## begin

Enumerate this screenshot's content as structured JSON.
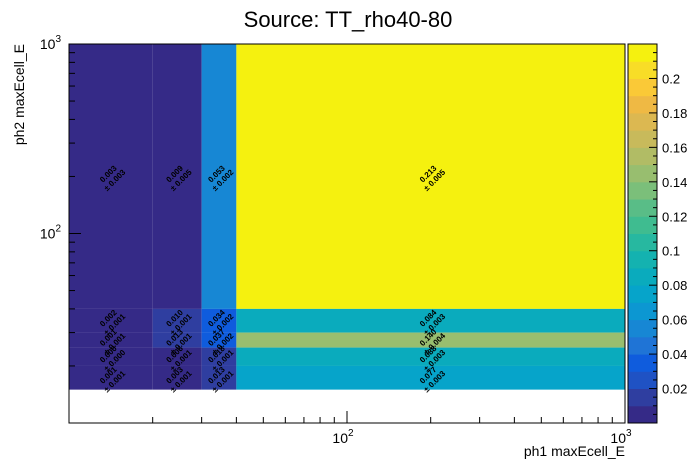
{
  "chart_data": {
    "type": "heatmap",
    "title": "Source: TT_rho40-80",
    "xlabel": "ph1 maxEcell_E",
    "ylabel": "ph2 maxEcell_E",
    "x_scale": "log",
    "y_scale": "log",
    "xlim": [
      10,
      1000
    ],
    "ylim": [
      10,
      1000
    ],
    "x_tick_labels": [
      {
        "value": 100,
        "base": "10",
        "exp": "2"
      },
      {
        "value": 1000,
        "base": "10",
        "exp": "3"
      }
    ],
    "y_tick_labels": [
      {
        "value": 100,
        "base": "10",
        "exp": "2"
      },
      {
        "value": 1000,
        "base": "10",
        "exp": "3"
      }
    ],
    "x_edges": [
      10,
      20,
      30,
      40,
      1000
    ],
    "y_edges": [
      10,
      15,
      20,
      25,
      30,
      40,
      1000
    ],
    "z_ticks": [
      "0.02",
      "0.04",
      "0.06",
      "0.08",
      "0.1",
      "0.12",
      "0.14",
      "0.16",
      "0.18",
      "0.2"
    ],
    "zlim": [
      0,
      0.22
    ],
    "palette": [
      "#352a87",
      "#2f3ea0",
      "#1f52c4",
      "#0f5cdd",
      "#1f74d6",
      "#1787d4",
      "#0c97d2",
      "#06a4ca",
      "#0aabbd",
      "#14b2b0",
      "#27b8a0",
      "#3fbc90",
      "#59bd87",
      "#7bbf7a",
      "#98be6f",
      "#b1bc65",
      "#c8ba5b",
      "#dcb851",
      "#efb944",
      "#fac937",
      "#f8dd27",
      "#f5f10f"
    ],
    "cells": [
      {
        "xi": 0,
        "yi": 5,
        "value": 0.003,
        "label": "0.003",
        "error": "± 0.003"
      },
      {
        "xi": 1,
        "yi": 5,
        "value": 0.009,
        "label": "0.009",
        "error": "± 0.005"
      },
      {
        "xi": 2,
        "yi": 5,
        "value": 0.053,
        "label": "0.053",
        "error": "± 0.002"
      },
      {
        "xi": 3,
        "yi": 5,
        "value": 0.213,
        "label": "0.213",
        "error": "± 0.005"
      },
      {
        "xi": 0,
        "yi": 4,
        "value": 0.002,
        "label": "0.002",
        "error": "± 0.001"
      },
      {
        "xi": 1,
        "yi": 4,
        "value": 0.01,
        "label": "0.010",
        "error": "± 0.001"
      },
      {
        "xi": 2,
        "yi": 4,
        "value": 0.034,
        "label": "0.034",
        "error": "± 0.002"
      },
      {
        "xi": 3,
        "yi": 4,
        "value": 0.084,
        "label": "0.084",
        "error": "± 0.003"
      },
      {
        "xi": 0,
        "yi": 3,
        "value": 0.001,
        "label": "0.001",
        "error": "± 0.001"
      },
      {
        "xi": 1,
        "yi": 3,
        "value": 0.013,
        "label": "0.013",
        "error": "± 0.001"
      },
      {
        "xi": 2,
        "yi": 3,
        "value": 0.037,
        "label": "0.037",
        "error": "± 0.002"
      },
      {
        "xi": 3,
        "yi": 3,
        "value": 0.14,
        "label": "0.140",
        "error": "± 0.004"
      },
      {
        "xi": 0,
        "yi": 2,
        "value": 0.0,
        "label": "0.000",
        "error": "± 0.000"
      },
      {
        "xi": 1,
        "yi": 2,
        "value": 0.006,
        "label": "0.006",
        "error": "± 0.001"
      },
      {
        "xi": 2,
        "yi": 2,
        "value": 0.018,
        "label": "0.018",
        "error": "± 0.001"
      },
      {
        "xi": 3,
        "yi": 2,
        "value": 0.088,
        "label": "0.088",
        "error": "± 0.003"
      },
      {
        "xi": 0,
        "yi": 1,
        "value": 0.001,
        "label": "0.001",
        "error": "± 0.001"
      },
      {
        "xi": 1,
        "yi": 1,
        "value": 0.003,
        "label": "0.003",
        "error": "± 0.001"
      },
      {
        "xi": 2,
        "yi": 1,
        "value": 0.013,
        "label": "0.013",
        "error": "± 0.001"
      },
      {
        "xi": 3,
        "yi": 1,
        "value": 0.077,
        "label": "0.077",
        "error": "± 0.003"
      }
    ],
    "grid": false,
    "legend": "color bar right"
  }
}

## end
## begin

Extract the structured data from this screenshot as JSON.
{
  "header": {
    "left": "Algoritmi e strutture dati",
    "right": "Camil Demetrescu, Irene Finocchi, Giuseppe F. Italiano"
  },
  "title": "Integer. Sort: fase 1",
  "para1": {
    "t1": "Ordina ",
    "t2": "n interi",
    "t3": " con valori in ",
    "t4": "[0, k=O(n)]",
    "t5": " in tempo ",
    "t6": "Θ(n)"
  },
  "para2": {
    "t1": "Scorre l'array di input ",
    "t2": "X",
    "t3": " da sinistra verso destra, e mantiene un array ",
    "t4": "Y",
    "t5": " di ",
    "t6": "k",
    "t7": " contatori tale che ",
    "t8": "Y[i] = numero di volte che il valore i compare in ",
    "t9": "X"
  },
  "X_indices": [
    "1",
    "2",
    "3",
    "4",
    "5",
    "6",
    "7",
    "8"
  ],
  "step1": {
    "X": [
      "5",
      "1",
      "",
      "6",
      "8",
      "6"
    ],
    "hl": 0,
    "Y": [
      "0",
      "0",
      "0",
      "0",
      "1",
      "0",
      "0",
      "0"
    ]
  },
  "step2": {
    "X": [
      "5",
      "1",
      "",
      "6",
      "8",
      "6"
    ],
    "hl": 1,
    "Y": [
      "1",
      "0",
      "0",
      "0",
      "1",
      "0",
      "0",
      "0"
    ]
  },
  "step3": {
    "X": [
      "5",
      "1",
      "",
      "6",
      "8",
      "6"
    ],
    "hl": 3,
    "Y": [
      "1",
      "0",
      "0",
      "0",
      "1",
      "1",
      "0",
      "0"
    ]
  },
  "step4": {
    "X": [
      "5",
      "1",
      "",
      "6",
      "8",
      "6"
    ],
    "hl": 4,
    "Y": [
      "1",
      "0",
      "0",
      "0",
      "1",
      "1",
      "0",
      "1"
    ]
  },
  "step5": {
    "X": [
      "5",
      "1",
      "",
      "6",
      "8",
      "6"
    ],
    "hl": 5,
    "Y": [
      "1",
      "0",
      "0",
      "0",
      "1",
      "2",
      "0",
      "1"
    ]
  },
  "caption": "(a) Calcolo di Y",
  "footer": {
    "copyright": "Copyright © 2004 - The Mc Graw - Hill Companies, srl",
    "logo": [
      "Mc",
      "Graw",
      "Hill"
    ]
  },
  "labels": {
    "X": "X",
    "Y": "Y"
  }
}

## end
## begin

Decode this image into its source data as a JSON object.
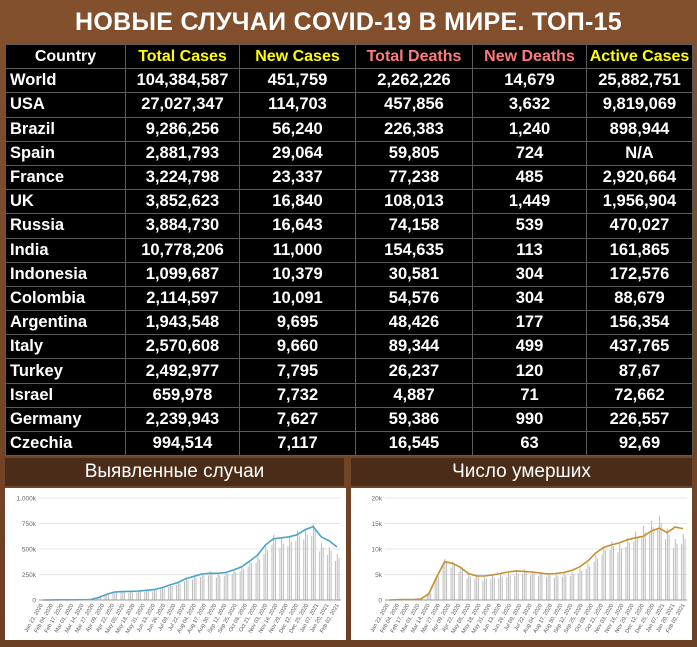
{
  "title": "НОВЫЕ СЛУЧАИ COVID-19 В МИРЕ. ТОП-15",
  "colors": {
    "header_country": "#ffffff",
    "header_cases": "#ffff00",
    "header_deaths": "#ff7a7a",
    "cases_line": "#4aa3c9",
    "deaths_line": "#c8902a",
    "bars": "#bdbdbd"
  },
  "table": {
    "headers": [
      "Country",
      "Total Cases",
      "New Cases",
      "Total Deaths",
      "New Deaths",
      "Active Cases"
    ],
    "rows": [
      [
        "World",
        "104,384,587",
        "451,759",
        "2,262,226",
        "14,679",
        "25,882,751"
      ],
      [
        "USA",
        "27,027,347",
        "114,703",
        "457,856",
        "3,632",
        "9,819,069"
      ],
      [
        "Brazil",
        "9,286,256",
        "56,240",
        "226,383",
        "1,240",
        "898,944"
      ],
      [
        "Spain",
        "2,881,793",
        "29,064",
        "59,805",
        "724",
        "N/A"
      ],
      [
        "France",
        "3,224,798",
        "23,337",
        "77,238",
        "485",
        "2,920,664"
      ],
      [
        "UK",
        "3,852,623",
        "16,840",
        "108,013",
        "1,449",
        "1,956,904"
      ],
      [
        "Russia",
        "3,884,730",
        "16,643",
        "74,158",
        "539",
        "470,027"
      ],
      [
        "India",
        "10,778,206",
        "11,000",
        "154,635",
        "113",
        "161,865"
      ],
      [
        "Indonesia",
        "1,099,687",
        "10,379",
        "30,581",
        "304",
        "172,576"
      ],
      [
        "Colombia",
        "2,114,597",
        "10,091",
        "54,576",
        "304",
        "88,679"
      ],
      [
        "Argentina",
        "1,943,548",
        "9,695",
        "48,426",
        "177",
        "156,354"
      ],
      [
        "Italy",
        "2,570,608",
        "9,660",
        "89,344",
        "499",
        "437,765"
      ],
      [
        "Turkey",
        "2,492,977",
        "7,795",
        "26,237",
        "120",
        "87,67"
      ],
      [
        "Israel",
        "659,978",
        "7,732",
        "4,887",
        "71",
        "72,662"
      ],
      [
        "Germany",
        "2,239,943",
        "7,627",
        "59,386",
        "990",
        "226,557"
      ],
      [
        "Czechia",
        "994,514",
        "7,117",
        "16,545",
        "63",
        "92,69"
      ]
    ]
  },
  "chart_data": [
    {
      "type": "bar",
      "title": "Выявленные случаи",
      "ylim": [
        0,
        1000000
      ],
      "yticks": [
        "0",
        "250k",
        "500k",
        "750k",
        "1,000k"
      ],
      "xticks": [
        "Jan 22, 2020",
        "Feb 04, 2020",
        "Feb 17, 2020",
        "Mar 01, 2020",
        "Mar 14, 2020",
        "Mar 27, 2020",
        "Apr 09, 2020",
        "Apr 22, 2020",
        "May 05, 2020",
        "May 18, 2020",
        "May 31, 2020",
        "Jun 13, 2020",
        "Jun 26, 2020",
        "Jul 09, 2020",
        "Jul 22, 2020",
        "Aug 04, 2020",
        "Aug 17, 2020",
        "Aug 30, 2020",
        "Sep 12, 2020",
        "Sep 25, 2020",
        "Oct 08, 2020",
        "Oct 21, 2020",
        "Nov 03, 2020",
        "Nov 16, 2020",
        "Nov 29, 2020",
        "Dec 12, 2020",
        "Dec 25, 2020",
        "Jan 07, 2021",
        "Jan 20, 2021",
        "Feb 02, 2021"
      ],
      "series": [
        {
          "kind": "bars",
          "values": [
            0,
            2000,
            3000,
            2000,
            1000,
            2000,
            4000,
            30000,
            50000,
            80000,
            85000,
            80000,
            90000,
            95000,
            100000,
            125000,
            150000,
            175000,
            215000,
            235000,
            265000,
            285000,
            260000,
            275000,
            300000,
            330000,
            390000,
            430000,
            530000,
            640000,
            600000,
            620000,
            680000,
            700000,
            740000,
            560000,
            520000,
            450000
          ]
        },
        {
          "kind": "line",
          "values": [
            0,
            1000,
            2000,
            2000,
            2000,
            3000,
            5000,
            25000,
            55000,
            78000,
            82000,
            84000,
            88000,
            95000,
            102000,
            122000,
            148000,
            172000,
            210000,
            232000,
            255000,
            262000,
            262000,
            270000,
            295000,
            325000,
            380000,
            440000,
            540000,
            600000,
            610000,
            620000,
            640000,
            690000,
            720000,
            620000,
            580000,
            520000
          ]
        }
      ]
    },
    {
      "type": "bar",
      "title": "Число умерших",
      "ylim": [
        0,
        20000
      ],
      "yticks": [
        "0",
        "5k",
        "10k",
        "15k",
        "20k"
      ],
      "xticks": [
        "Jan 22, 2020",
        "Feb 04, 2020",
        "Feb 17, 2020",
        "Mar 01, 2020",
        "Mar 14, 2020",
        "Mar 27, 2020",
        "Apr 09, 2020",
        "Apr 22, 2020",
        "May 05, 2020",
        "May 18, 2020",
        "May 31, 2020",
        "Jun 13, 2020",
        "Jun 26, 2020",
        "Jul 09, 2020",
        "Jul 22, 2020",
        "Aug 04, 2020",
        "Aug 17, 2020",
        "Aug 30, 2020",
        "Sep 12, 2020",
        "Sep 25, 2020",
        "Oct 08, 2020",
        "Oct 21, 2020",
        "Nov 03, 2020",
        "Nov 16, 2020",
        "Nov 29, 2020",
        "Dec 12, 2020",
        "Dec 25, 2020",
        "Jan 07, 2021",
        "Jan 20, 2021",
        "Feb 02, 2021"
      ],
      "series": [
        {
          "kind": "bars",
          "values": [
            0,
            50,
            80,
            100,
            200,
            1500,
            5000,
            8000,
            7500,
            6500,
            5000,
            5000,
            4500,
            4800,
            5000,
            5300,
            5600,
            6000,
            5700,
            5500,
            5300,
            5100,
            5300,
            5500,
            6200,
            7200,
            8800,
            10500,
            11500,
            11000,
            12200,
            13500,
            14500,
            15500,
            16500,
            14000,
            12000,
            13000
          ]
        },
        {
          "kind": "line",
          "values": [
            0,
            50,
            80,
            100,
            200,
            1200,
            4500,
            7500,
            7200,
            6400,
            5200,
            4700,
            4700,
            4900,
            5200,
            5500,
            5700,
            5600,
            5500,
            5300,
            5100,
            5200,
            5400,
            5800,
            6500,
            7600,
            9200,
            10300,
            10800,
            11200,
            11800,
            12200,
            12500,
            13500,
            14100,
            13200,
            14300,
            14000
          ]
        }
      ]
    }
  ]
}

## end

• Directive
Write down only the number of lines that contain the string "this" in the listing.

• Final result
3